_EXERCISE PROMPT:_ Every line of the material that follows must be printed again exactly.

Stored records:
.....
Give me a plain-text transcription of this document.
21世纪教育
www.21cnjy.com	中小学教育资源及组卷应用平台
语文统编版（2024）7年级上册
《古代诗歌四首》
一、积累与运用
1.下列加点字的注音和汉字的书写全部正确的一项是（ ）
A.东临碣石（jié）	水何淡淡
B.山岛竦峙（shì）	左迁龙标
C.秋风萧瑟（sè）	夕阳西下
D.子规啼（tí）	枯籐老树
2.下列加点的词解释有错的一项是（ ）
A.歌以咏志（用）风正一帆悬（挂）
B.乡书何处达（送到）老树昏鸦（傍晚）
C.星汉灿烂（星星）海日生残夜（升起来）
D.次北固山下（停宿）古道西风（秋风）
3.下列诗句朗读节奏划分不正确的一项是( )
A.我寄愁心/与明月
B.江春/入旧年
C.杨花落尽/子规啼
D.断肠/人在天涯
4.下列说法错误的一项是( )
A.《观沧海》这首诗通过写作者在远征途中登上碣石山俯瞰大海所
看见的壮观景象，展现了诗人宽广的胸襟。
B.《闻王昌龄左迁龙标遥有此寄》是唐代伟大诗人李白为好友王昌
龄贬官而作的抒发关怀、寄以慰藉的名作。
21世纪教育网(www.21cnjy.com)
.....
_RESPONSE FOR THIS EXERCISE:_
Give me a plain-text transcription of this document.
21世纪教育
www.21cnjy.com	中小学教育资源及组卷应用平台
语文统编版（2024）7年级上册
《古代诗歌四首》
一、积累与运用
1.下列加点字的注音和汉字的书写全部正确的一项是（ ）
A.东临碣石（jié）	水何淡淡
B.山岛竦峙（shì）	左迁龙标
C.秋风萧瑟（sè）	夕阳西下
D.子规啼（tí）	枯籐老树
2.下列加点的词解释有错的一项是（ ）
A.歌以咏志（用）风正一帆悬（挂）
B.乡书何处达（送到）老树昏鸦（傍晚）
C.星汉灿烂（星星）海日生残夜（升起来）
D.次北固山下（停宿）古道西风（秋风）
3.下列诗句朗读节奏划分不正确的一项是( )
A.我寄愁心/与明月
B.江春/入旧年
C.杨花落尽/子规啼
D.断肠/人在天涯
4.下列说法错误的一项是( )
A.《观沧海》这首诗通过写作者在远征途中登上碣石山俯瞰大海所
看见的壮观景象，展现了诗人宽广的胸襟。
B.《闻王昌龄左迁龙标遥有此寄》是唐代伟大诗人李白为好友王昌
龄贬官而作的抒发关怀、寄以慰藉的名作。
21世纪教育网(www.21cnjy.com)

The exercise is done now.